» **Exercise directions**
How many of the lines that follow contain the word "CLOSE"? Give only the number.

» **Data shown**
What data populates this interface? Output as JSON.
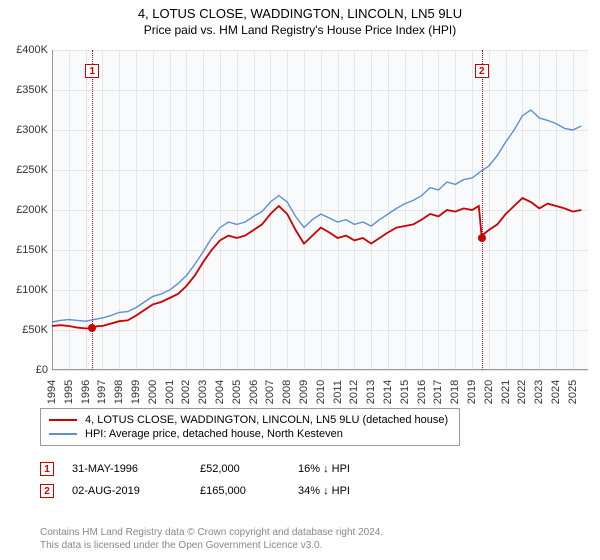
{
  "title": "4, LOTUS CLOSE, WADDINGTON, LINCOLN, LN5 9LU",
  "subtitle": "Price paid vs. HM Land Registry's House Price Index (HPI)",
  "chart": {
    "type": "line",
    "background_color": "#ffffff",
    "plot_bg_color": "#f9fafb",
    "grid_color": "#e6e6e6",
    "axis_color": "#999999",
    "x_start": 1994,
    "x_end": 2025.9,
    "x_ticks": [
      1994,
      1995,
      1996,
      1997,
      1998,
      1999,
      2000,
      2001,
      2002,
      2003,
      2004,
      2005,
      2006,
      2007,
      2008,
      2009,
      2010,
      2011,
      2012,
      2013,
      2014,
      2015,
      2016,
      2017,
      2018,
      2019,
      2020,
      2021,
      2022,
      2023,
      2024,
      2025
    ],
    "y_min": 0,
    "y_max": 400000,
    "y_ticks": [
      0,
      50000,
      100000,
      150000,
      200000,
      250000,
      300000,
      350000,
      400000
    ],
    "y_tick_labels": [
      "£0",
      "£50K",
      "£100K",
      "£150K",
      "£200K",
      "£250K",
      "£300K",
      "£350K",
      "£400K"
    ],
    "series": [
      {
        "name": "4, LOTUS CLOSE, WADDINGTON, LINCOLN, LN5 9LU (detached house)",
        "color": "#cc0000",
        "width": 1.8,
        "points": [
          [
            1994,
            55000
          ],
          [
            1994.5,
            56000
          ],
          [
            1995,
            55000
          ],
          [
            1995.5,
            53000
          ],
          [
            1996,
            52000
          ],
          [
            1996.4,
            52000
          ],
          [
            1996.7,
            55000
          ],
          [
            1997,
            55000
          ],
          [
            1997.5,
            58000
          ],
          [
            1998,
            61000
          ],
          [
            1998.5,
            62000
          ],
          [
            1999,
            68000
          ],
          [
            1999.5,
            75000
          ],
          [
            2000,
            82000
          ],
          [
            2000.5,
            85000
          ],
          [
            2001,
            90000
          ],
          [
            2001.5,
            95000
          ],
          [
            2002,
            105000
          ],
          [
            2002.5,
            118000
          ],
          [
            2003,
            135000
          ],
          [
            2003.5,
            150000
          ],
          [
            2004,
            162000
          ],
          [
            2004.5,
            168000
          ],
          [
            2005,
            165000
          ],
          [
            2005.5,
            168000
          ],
          [
            2006,
            175000
          ],
          [
            2006.5,
            182000
          ],
          [
            2007,
            195000
          ],
          [
            2007.5,
            205000
          ],
          [
            2008,
            195000
          ],
          [
            2008.5,
            175000
          ],
          [
            2009,
            158000
          ],
          [
            2009.5,
            168000
          ],
          [
            2010,
            178000
          ],
          [
            2010.5,
            172000
          ],
          [
            2011,
            165000
          ],
          [
            2011.5,
            168000
          ],
          [
            2012,
            162000
          ],
          [
            2012.5,
            165000
          ],
          [
            2013,
            158000
          ],
          [
            2013.5,
            165000
          ],
          [
            2014,
            172000
          ],
          [
            2014.5,
            178000
          ],
          [
            2015,
            180000
          ],
          [
            2015.5,
            182000
          ],
          [
            2016,
            188000
          ],
          [
            2016.5,
            195000
          ],
          [
            2017,
            192000
          ],
          [
            2017.5,
            200000
          ],
          [
            2018,
            198000
          ],
          [
            2018.5,
            202000
          ],
          [
            2019,
            200000
          ],
          [
            2019.4,
            205000
          ],
          [
            2019.58,
            165000
          ],
          [
            2019.7,
            170000
          ],
          [
            2020,
            175000
          ],
          [
            2020.5,
            182000
          ],
          [
            2021,
            195000
          ],
          [
            2021.5,
            205000
          ],
          [
            2022,
            215000
          ],
          [
            2022.5,
            210000
          ],
          [
            2023,
            202000
          ],
          [
            2023.5,
            208000
          ],
          [
            2024,
            205000
          ],
          [
            2024.5,
            202000
          ],
          [
            2025,
            198000
          ],
          [
            2025.5,
            200000
          ]
        ]
      },
      {
        "name": "HPI: Average price, detached house, North Kesteven",
        "color": "#5b8fd6",
        "width": 1.4,
        "points": [
          [
            1994,
            60000
          ],
          [
            1994.5,
            62000
          ],
          [
            1995,
            63000
          ],
          [
            1995.5,
            62000
          ],
          [
            1996,
            61000
          ],
          [
            1996.5,
            63000
          ],
          [
            1997,
            65000
          ],
          [
            1997.5,
            68000
          ],
          [
            1998,
            72000
          ],
          [
            1998.5,
            73000
          ],
          [
            1999,
            78000
          ],
          [
            1999.5,
            85000
          ],
          [
            2000,
            92000
          ],
          [
            2000.5,
            95000
          ],
          [
            2001,
            100000
          ],
          [
            2001.5,
            108000
          ],
          [
            2002,
            118000
          ],
          [
            2002.5,
            132000
          ],
          [
            2003,
            148000
          ],
          [
            2003.5,
            165000
          ],
          [
            2004,
            178000
          ],
          [
            2004.5,
            185000
          ],
          [
            2005,
            182000
          ],
          [
            2005.5,
            185000
          ],
          [
            2006,
            192000
          ],
          [
            2006.5,
            198000
          ],
          [
            2007,
            210000
          ],
          [
            2007.5,
            218000
          ],
          [
            2008,
            210000
          ],
          [
            2008.5,
            192000
          ],
          [
            2009,
            178000
          ],
          [
            2009.5,
            188000
          ],
          [
            2010,
            195000
          ],
          [
            2010.5,
            190000
          ],
          [
            2011,
            185000
          ],
          [
            2011.5,
            188000
          ],
          [
            2012,
            182000
          ],
          [
            2012.5,
            185000
          ],
          [
            2013,
            180000
          ],
          [
            2013.5,
            188000
          ],
          [
            2014,
            195000
          ],
          [
            2014.5,
            202000
          ],
          [
            2015,
            208000
          ],
          [
            2015.5,
            212000
          ],
          [
            2016,
            218000
          ],
          [
            2016.5,
            228000
          ],
          [
            2017,
            225000
          ],
          [
            2017.5,
            235000
          ],
          [
            2018,
            232000
          ],
          [
            2018.5,
            238000
          ],
          [
            2019,
            240000
          ],
          [
            2019.5,
            248000
          ],
          [
            2020,
            255000
          ],
          [
            2020.5,
            268000
          ],
          [
            2021,
            285000
          ],
          [
            2021.5,
            300000
          ],
          [
            2022,
            318000
          ],
          [
            2022.5,
            325000
          ],
          [
            2023,
            315000
          ],
          [
            2023.5,
            312000
          ],
          [
            2024,
            308000
          ],
          [
            2024.5,
            302000
          ],
          [
            2025,
            300000
          ],
          [
            2025.5,
            305000
          ]
        ]
      }
    ],
    "markers": [
      {
        "n": "1",
        "x": 1996.4,
        "y": 52000
      },
      {
        "n": "2",
        "x": 2019.58,
        "y": 165000
      }
    ]
  },
  "legend": {
    "items": [
      {
        "color": "#cc0000",
        "label": "4, LOTUS CLOSE, WADDINGTON, LINCOLN, LN5 9LU (detached house)"
      },
      {
        "color": "#5b8fd6",
        "label": "HPI: Average price, detached house, North Kesteven"
      }
    ]
  },
  "transactions": [
    {
      "n": "1",
      "date": "31-MAY-1996",
      "price": "£52,000",
      "pct": "16% ↓ HPI"
    },
    {
      "n": "2",
      "date": "02-AUG-2019",
      "price": "£165,000",
      "pct": "34% ↓ HPI"
    }
  ],
  "footer_line1": "Contains HM Land Registry data © Crown copyright and database right 2024.",
  "footer_line2": "This data is licensed under the Open Government Licence v3.0."
}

» **Full response**
3